**Prompt**
Below is a listing to transcribe in full and exactly; keep the pictures out.

* START *

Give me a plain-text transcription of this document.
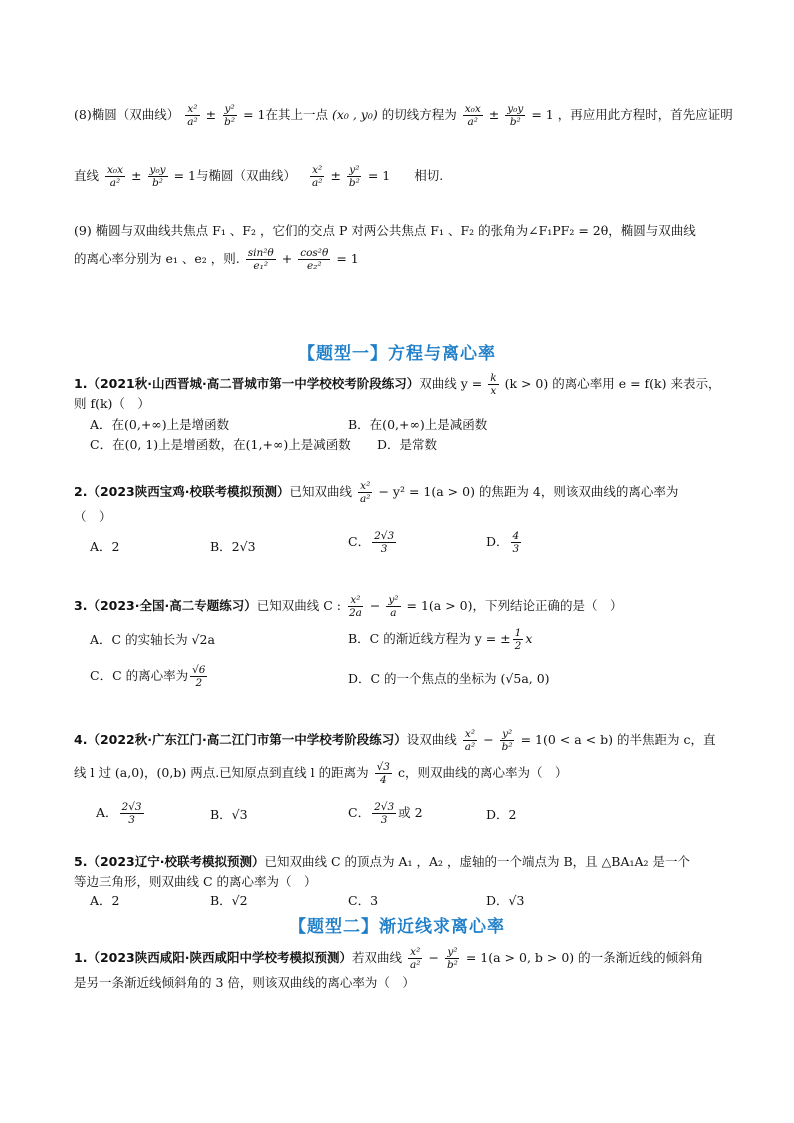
(8)椭圆（双曲线） $\frac{\text{x²}}{\text{a²}} \pm \frac{\text{y²}}{\text{b²}} = 1$在其上一点 (x₀ , y₀) 的切线方程为 $\frac{\text{x₀x}}{\text{a²}} \pm \frac{\text{y₀y}}{\text{b²}} = 1$ ，再应用此方程时，首先应证明
直线 $\frac{\text{x₀x}}{\text{a²}} \pm \frac{\text{y₀y}}{\text{b²}} = 1$与椭圆（双曲线） $\frac{\text{x²}}{\text{a²}} \pm \frac{\text{y²}}{\text{b²}} = 1$ 相切.
(9) 椭圆与双曲线共焦点 F₁ 、F₂ ，它们的交点 P 对两公共焦点 F₁ 、F₂ 的张角为∠F₁PF₂ = 2θ，椭圆与双曲线
的离心率分别为 e₁ 、e₂ ，则. $\frac{\text{sin²θ}}{\text{e₁²}} + \frac{\text{cos²θ}}{\text{e₂²}} = 1$
【题型一】方程与离心率
1.（2021秋·山西晋城·高二晋城市第一中学校校考阶段练习）双曲线 $y = \frac{k}{x} (k > 0)$ 的离心率用 e = f(k) 来表示，
则 f(k)（　）
A．在(0,+∞)上是增函数	B．在(0,+∞)上是减函数
C．在(0, 1)上是增函数，在(1,+∞)上是减函数 D．是常数
2.（2023陕西宝鸡·校联考模拟预测）已知双曲线 $\frac{\text{x²}}{\text{a²}} - y^2 = 1(a > 0)$ 的焦距为 4，则该双曲线的离心率为
（　）
A．2	B．2√3	C． $\frac{2√3}{3}$	D． $\frac{4}{3}$
3.（2023·全国·高二专题练习）已知双曲线 C : $\frac{\text{x²}}{2a} - \frac{\text{y²}}{a} = 1(a > 0)$，下列结论正确的是（　）
A．C 的实轴长为 √2a	B．C 的渐近线方程为 y = ± $\frac{1}{2}$ x
C．C 的离心率为 $\frac{√6}{2}$	D．C 的一个焦点的坐标为 (√5a, 0)
4.（2022秋·广东江门·高二江门市第一中学校考阶段练习）设双曲线 $\frac{\text{x²}}{\text{a²}} - \frac{\text{y²}}{\text{b²}} = 1(0 < a < b)$ 的半焦距为 c，直
线 l 过 (a,0)，(0,b) 两点.已知原点到直线 l 的距离为 $\frac{√3}{4}$ c，则双曲线的离心率为（　）
A． $\frac{2√3}{3}$	B．√3	C． $\frac{2√3}{3}$ 或 2	D．2
5.（2023辽宁·校联考模拟预测）已知双曲线 C 的顶点为 A₁ ，A₂ ，虚轴的一个端点为 B，且 △BA₁A₂ 是一个
等边三角形，则双曲线 C 的离心率为（　）
A．2	B．√2	C．3	D．√3
【题型二】渐近线求离心率
1.（2023陕西咸阳·陕西咸阳中学校考模拟预测）若双曲线 $\frac{\text{x²}}{\text{a²}} - \frac{\text{y²}}{\text{b²}} = 1(a > 0$, b > 0) 的一条渐近线的倾斜角
是另一条渐近线倾斜角的 3 倍，则该双曲线的离心率为（　）
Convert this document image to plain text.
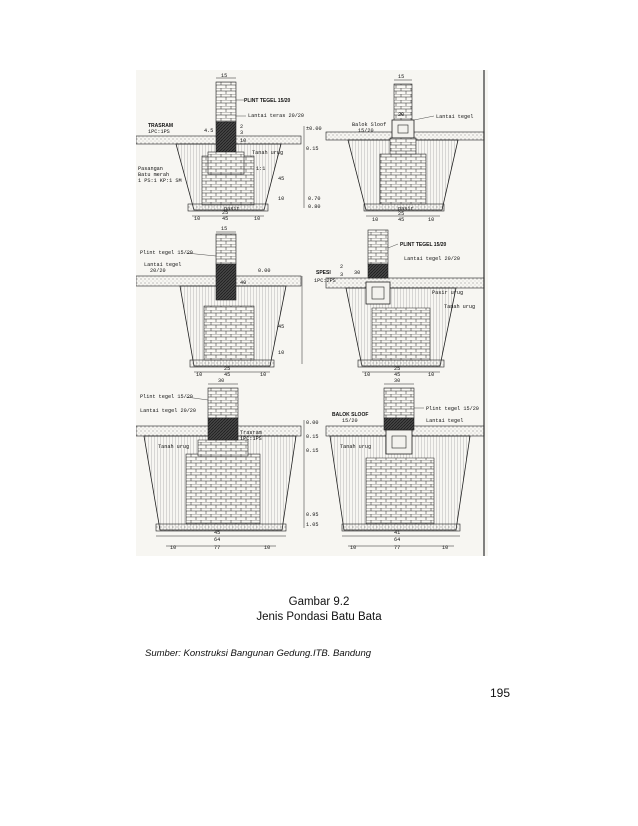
15
PLINT TEGEL 15/20
Lantai teras 20/20
TRASRAM
1PC:1PS
Pasangan
Batu merah
1 PS:1 KP:1 SM
Tanah urug
pasir
±0.00
0.15
0.70
0.80
45
10
25
45
10	10
1:1
2
3
10
4.5
15
Lantai tegel
Balok Sloof
15/20
20
pasir
25
45
10	10
15
Plint tegel 15/20
Lantai tegel
20/20	0.00
40
45
10
25
45
10	10
SPESI
1PC:2PS
PLINT TEGEL 15/20
Lantai tegel 20/20
Pasir urug
Tanah urug
30
2
3
25
45
10	10
30
Plint tegel 15/20
Lantai tegel 20/20
Trasram
1PC:1PS
Tanah urug
0.00
0.15
0.15
0.95
1.05
45
64
77
10	10
30
BALOK SLOOF
15/20
Plint tegel 15/20
Lantai tegel
Tanah urug
41
64
77
10	10
Gambar 9.2
Jenis Pondasi Batu Bata
Sumber: Konstruksi Bangunan Gedung.ITB. Bandung
195
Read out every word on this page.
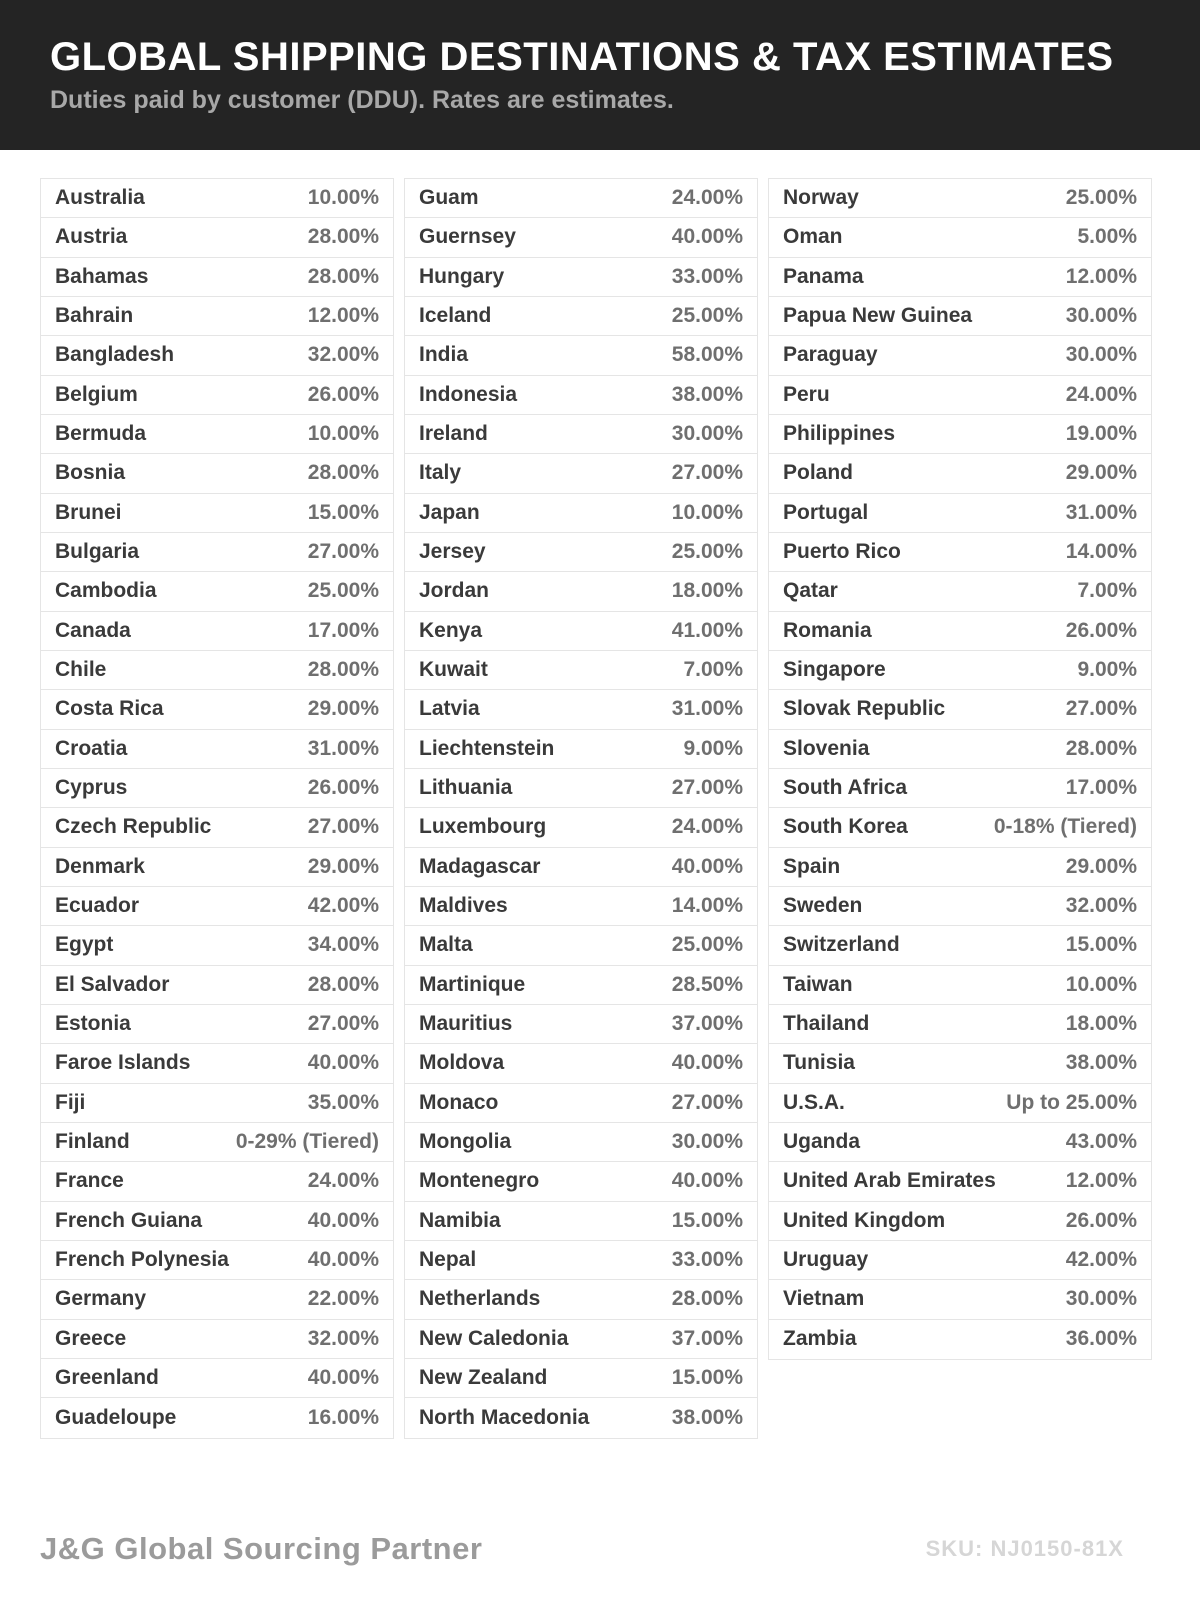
GLOBAL SHIPPING DESTINATIONS & TAX ESTIMATES

Duties paid by customer (DDU). Rates are estimates.

Australia	10.00%
Austria	28.00%
Bahamas	28.00%
Bahrain	12.00%
Bangladesh	32.00%
Belgium	26.00%
Bermuda	10.00%
Bosnia	28.00%
Brunei	15.00%
Bulgaria	27.00%
Cambodia	25.00%
Canada	17.00%
Chile	28.00%
Costa Rica	29.00%
Croatia	31.00%
Cyprus	26.00%
Czech Republic	27.00%
Denmark	29.00%
Ecuador	42.00%
Egypt	34.00%
El Salvador	28.00%
Estonia	27.00%
Faroe Islands	40.00%
Fiji	35.00%
Finland	0-29% (Tiered)
France	24.00%
French Guiana	40.00%
French Polynesia	40.00%
Germany	22.00%
Greece	32.00%
Greenland	40.00%
Guadeloupe	16.00%
Guam	24.00%
Guernsey	40.00%
Hungary	33.00%
Iceland	25.00%
India	58.00%
Indonesia	38.00%
Ireland	30.00%
Italy	27.00%
Japan	10.00%
Jersey	25.00%
Jordan	18.00%
Kenya	41.00%
Kuwait	7.00%
Latvia	31.00%
Liechtenstein	9.00%
Lithuania	27.00%
Luxembourg	24.00%
Madagascar	40.00%
Maldives	14.00%
Malta	25.00%
Martinique	28.50%
Mauritius	37.00%
Moldova	40.00%
Monaco	27.00%
Mongolia	30.00%
Montenegro	40.00%
Namibia	15.00%
Nepal	33.00%
Netherlands	28.00%
New Caledonia	37.00%
New Zealand	15.00%
North Macedonia	38.00%
Norway	25.00%
Oman	5.00%
Panama	12.00%
Papua New Guinea	30.00%
Paraguay	30.00%
Peru	24.00%
Philippines	19.00%
Poland	29.00%
Portugal	31.00%
Puerto Rico	14.00%
Qatar	7.00%
Romania	26.00%
Singapore	9.00%
Slovak Republic	27.00%
Slovenia	28.00%
South Africa	17.00%
South Korea	0-18% (Tiered)
Spain	29.00%
Sweden	32.00%
Switzerland	15.00%
Taiwan	10.00%
Thailand	18.00%
Tunisia	38.00%
U.S.A.	Up to 25.00%
Uganda	43.00%
United Arab Emirates	12.00%
United Kingdom	26.00%
Uruguay	42.00%
Vietnam	30.00%
Zambia	36.00%
J&G Global Sourcing Partner	SKU: NJ0150-81X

* END *

**Full answer**
Give me a plain-text transcription of this document.
(8)椭圆（双曲线） $\frac{\text{x²}}{\text{a²}} \pm \frac{\text{y²}}{\text{b²}} = 1$在其上一点 (x₀ , y₀) 的切线方程为 $\frac{\text{x₀x}}{\text{a²}} \pm \frac{\text{y₀y}}{\text{b²}} = 1$ ，再应用此方程时，首先应证明
直线 $\frac{\text{x₀x}}{\text{a²}} \pm \frac{\text{y₀y}}{\text{b²}} = 1$与椭圆（双曲线） $\frac{\text{x²}}{\text{a²}} \pm \frac{\text{y²}}{\text{b²}} = 1$ 相切.
(9) 椭圆与双曲线共焦点 F₁ 、F₂ ，它们的交点 P 对两公共焦点 F₁ 、F₂ 的张角为∠F₁PF₂ = 2θ，椭圆与双曲线
的离心率分别为 e₁ 、e₂ ，则. $\frac{\text{sin²θ}}{\text{e₁²}} + \frac{\text{cos²θ}}{\text{e₂²}} = 1$
【题型一】方程与离心率
1.（2021秋·山西晋城·高二晋城市第一中学校校考阶段练习）双曲线 $y = \frac{k}{x} (k > 0)$ 的离心率用 e = f(k) 来表示，
则 f(k)（　）
A．在(0,+∞)上是增函数	B．在(0,+∞)上是减函数
C．在(0, 1)上是增函数，在(1,+∞)上是减函数 D．是常数
2.（2023陕西宝鸡·校联考模拟预测）已知双曲线 $\frac{\text{x²}}{\text{a²}} - y^2 = 1(a > 0)$ 的焦距为 4，则该双曲线的离心率为
（　）
A．2	B．2√3	C． $\frac{2√3}{3}$	D． $\frac{4}{3}$
3.（2023·全国·高二专题练习）已知双曲线 C : $\frac{\text{x²}}{2a} - \frac{\text{y²}}{a} = 1(a > 0)$，下列结论正确的是（　）
A．C 的实轴长为 √2a	B．C 的渐近线方程为 y = ± $\frac{1}{2}$ x
C．C 的离心率为 $\frac{√6}{2}$	D．C 的一个焦点的坐标为 (√5a, 0)
4.（2022秋·广东江门·高二江门市第一中学校考阶段练习）设双曲线 $\frac{\text{x²}}{\text{a²}} - \frac{\text{y²}}{\text{b²}} = 1(0 < a < b)$ 的半焦距为 c，直
线 l 过 (a,0)，(0,b) 两点.已知原点到直线 l 的距离为 $\frac{√3}{4}$ c，则双曲线的离心率为（　）
A． $\frac{2√3}{3}$	B．√3	C． $\frac{2√3}{3}$ 或 2	D．2
5.（2023辽宁·校联考模拟预测）已知双曲线 C 的顶点为 A₁ ，A₂ ，虚轴的一个端点为 B，且 △BA₁A₂ 是一个
等边三角形，则双曲线 C 的离心率为（　）
A．2	B．√2	C．3	D．√3
【题型二】渐近线求离心率
1.（2023陕西咸阳·陕西咸阳中学校考模拟预测）若双曲线 $\frac{\text{x²}}{\text{a²}} - \frac{\text{y²}}{\text{b²}} = 1(a > 0$, b > 0) 的一条渐近线的倾斜角
是另一条渐近线倾斜角的 3 倍，则该双曲线的离心率为（　）
Convert this document image to plain text.
15
PLINT TEGEL 15/20
Lantai teras 20/20
TRASRAM
1PC:1PS
Pasangan
Batu merah
1 PS:1 KP:1 SM
Tanah urug
pasir
±0.00
0.15
0.70
0.80
45
10
25
45
10	10
1:1
2
3
10
4.5
15
Lantai tegel
Balok Sloof
15/20
20
pasir
25
45
10	10
15
Plint tegel 15/20
Lantai tegel
20/20	0.00
40
45
10
25
45
10	10
SPESI
1PC:2PS
PLINT TEGEL 15/20
Lantai tegel 20/20
Pasir urug
Tanah urug
30
2
3
25
45
10	10
30
Plint tegel 15/20
Lantai tegel 20/20
Trasram
1PC:1PS
Tanah urug
0.00
0.15
0.15
0.95
1.05
45
64
77
10	10
30
BALOK SLOOF
15/20
Plint tegel 15/20
Lantai tegel
Tanah urug
41
64
77
10	10
Gambar 9.2
Jenis Pondasi Batu Bata
Sumber: Konstruksi Bangunan Gedung.ITB. Bandung
195
Read out every word on this page.
GLOBAL SHIPPING DESTINATIONS & TAX ESTIMATES

Duties paid by customer (DDU). Rates are estimates.

Australia	10.00%
Austria	28.00%
Bahamas	28.00%
Bahrain	12.00%
Bangladesh	32.00%
Belgium	26.00%
Bermuda	10.00%
Bosnia	28.00%
Brunei	15.00%
Bulgaria	27.00%
Cambodia	25.00%
Canada	17.00%
Chile	28.00%
Costa Rica	29.00%
Croatia	31.00%
Cyprus	26.00%
Czech Republic	27.00%
Denmark	29.00%
Ecuador	42.00%
Egypt	34.00%
El Salvador	28.00%
Estonia	27.00%
Faroe Islands	40.00%
Fiji	35.00%
Finland	0-29% (Tiered)
France	24.00%
French Guiana	40.00%
French Polynesia	40.00%
Germany	22.00%
Greece	32.00%
Greenland	40.00%
Guadeloupe	16.00%
Guam	24.00%
Guernsey	40.00%
Hungary	33.00%
Iceland	25.00%
India	58.00%
Indonesia	38.00%
Ireland	30.00%
Italy	27.00%
Japan	10.00%
Jersey	25.00%
Jordan	18.00%
Kenya	41.00%
Kuwait	7.00%
Latvia	31.00%
Liechtenstein	9.00%
Lithuania	27.00%
Luxembourg	24.00%
Madagascar	40.00%
Maldives	14.00%
Malta	25.00%
Martinique	28.50%
Mauritius	37.00%
Moldova	40.00%
Monaco	27.00%
Mongolia	30.00%
Montenegro	40.00%
Namibia	15.00%
Nepal	33.00%
Netherlands	28.00%
New Caledonia	37.00%
New Zealand	15.00%
North Macedonia	38.00%
Norway	25.00%
Oman	5.00%
Panama	12.00%
Papua New Guinea	30.00%
Paraguay	30.00%
Peru	24.00%
Philippines	19.00%
Poland	29.00%
Portugal	31.00%
Puerto Rico	14.00%
Qatar	7.00%
Romania	26.00%
Singapore	9.00%
Slovak Republic	27.00%
Slovenia	28.00%
South Africa	17.00%
South Korea	0-18% (Tiered)
Spain	29.00%
Sweden	32.00%
Switzerland	15.00%
Taiwan	10.00%
Thailand	18.00%
Tunisia	38.00%
U.S.A.	Up to 25.00%
Uganda	43.00%
United Arab Emirates	12.00%
United Kingdom	26.00%
Uruguay	42.00%
Vietnam	30.00%
Zambia	36.00%
J&G Global Sourcing Partner	SKU: NJ0150-81X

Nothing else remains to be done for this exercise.